*Records from a data source:*
•••••

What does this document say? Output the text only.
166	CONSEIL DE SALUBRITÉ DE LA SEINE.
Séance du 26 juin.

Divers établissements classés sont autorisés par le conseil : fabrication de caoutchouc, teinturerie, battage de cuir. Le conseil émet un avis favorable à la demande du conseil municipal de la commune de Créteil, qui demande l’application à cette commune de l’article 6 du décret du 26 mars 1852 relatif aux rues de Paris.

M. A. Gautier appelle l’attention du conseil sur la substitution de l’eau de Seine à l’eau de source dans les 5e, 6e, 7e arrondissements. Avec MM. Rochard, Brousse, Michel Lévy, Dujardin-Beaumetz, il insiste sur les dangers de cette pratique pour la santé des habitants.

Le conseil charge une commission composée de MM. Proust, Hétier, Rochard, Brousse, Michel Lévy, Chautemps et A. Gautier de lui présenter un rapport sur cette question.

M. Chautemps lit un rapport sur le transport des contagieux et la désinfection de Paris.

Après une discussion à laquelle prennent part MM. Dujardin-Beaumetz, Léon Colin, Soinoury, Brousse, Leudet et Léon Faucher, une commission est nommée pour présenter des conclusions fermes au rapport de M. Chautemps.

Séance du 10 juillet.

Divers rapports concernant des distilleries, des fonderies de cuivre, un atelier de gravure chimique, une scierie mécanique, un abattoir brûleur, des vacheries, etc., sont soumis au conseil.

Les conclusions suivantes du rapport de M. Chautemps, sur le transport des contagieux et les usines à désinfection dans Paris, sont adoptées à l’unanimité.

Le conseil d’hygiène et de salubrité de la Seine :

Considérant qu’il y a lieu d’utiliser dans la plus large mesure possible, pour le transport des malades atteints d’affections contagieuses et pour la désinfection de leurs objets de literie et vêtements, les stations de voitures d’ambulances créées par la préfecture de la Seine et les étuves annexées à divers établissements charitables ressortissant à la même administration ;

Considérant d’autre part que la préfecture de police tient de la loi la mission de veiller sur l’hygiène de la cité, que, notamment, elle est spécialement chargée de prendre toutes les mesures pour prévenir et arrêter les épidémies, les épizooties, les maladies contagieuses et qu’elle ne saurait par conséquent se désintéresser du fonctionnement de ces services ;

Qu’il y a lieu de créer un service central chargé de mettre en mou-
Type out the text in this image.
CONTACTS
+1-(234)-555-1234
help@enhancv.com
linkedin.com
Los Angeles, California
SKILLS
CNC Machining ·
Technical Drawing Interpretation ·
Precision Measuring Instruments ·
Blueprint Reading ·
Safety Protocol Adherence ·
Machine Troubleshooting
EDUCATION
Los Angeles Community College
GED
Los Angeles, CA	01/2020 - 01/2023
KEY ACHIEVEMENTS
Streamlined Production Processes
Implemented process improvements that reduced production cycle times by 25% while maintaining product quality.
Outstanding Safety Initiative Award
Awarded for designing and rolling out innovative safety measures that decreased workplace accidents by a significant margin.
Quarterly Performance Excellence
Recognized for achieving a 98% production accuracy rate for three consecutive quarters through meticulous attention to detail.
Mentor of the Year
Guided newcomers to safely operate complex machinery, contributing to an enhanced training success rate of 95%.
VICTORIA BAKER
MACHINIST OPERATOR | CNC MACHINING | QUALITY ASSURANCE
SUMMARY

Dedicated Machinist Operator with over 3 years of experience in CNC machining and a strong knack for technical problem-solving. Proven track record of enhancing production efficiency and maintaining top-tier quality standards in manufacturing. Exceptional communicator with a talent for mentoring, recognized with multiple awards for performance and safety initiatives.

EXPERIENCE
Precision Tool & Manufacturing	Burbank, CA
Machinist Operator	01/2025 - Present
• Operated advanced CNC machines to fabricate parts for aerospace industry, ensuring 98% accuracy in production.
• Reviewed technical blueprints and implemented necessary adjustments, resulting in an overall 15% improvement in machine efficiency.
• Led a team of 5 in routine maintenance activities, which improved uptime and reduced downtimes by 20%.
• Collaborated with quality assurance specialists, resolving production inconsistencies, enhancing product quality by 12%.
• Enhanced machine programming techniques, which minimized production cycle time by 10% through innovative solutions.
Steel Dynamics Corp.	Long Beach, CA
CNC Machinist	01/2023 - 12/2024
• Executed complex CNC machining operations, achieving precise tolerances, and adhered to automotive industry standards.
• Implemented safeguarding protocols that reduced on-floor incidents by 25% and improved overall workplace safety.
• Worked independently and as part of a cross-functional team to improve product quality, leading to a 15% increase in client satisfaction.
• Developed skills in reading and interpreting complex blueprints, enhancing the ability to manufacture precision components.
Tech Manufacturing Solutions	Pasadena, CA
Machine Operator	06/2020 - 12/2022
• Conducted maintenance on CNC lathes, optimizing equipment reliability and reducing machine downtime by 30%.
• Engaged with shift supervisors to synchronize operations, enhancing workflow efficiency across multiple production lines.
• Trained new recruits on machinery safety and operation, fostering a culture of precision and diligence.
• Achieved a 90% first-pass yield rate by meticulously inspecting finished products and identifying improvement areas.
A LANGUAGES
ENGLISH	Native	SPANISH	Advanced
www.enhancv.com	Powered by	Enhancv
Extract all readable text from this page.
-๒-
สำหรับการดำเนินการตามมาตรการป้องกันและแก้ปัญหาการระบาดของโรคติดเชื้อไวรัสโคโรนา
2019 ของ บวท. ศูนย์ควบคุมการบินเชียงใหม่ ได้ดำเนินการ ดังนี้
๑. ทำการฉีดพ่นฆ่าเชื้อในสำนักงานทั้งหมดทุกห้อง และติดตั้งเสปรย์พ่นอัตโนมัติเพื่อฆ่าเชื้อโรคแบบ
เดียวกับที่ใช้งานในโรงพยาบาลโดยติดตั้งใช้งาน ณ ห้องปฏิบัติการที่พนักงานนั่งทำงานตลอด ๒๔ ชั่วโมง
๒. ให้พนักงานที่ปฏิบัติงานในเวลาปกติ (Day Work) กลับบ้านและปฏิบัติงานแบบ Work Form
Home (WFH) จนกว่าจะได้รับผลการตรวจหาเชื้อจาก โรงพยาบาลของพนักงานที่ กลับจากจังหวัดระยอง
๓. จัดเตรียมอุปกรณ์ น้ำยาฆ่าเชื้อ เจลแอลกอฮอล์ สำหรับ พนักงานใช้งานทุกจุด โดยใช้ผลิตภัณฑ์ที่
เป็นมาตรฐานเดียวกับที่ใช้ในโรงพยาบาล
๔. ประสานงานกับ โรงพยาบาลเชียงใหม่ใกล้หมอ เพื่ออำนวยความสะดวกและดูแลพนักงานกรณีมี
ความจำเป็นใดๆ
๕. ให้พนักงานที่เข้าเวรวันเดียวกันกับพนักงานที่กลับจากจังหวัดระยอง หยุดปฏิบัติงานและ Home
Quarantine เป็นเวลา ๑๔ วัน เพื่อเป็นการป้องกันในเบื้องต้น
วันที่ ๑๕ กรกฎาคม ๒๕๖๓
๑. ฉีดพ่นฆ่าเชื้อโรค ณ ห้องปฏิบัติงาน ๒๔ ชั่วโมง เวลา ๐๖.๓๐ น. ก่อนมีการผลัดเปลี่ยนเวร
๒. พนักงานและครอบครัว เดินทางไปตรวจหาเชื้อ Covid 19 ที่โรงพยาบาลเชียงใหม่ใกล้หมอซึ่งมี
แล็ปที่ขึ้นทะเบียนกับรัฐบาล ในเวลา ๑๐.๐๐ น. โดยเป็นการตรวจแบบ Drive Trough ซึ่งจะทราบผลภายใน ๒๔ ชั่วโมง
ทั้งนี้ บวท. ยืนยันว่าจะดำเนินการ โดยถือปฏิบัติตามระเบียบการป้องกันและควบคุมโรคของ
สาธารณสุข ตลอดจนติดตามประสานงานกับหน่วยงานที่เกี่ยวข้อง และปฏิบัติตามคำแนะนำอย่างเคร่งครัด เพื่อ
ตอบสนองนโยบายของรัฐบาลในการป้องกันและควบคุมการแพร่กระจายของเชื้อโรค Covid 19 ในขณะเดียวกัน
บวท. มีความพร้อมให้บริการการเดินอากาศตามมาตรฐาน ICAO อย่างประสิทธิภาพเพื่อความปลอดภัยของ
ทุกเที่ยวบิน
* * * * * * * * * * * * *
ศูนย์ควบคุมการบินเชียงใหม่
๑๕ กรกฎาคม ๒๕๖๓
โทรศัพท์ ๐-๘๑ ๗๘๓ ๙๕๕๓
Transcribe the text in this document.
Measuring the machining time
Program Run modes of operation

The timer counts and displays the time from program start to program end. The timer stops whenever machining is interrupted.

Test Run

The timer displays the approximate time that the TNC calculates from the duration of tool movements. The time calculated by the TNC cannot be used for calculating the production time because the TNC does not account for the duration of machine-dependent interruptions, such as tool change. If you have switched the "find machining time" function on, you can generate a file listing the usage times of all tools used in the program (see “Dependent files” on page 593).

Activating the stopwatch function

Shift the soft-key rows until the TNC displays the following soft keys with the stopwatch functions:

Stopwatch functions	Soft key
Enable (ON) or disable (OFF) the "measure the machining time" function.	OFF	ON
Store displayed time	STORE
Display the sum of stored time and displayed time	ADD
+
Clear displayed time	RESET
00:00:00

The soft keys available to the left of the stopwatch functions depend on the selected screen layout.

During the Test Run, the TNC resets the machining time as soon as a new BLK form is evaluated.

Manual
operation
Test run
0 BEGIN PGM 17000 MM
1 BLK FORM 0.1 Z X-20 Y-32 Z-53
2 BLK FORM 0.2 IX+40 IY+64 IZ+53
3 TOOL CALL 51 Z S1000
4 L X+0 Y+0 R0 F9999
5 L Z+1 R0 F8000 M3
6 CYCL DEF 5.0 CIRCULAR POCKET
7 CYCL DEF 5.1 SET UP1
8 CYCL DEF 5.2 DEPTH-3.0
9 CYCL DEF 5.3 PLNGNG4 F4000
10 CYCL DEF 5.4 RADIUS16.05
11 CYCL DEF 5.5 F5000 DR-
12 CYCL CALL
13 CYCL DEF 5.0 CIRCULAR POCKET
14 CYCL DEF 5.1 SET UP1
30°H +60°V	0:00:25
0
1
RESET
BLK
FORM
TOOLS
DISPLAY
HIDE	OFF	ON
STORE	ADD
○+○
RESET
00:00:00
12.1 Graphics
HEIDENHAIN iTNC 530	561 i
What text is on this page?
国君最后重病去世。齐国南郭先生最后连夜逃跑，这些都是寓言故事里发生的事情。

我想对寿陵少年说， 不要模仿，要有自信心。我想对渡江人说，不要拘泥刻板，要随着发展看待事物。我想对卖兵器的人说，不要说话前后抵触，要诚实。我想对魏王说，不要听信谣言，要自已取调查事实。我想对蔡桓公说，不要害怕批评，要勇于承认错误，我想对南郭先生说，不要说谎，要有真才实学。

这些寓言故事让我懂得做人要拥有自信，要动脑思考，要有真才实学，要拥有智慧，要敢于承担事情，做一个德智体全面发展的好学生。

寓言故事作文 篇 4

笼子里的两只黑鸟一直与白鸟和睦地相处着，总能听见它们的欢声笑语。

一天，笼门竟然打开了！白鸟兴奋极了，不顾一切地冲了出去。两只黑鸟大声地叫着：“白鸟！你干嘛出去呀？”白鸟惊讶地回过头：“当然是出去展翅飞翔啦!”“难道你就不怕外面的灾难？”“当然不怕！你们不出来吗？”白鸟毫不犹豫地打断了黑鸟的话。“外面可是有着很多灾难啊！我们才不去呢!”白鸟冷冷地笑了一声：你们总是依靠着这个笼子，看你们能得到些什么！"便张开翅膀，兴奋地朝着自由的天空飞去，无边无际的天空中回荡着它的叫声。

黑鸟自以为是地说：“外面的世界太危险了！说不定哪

•••••

*Instructions for the task:*
Read the entries and show each line that mentions "reduced".

*Exercise solution:*
Implemented process improvements that reduced production cycle times by 25% while maintaining product quality.
• Led a team of 5 in routine maintenance activities, which improved uptime and reduced downtimes by 20%.
• Implemented safeguarding protocols that reduced on-floor incidents by 25% and improved overall workplace safety.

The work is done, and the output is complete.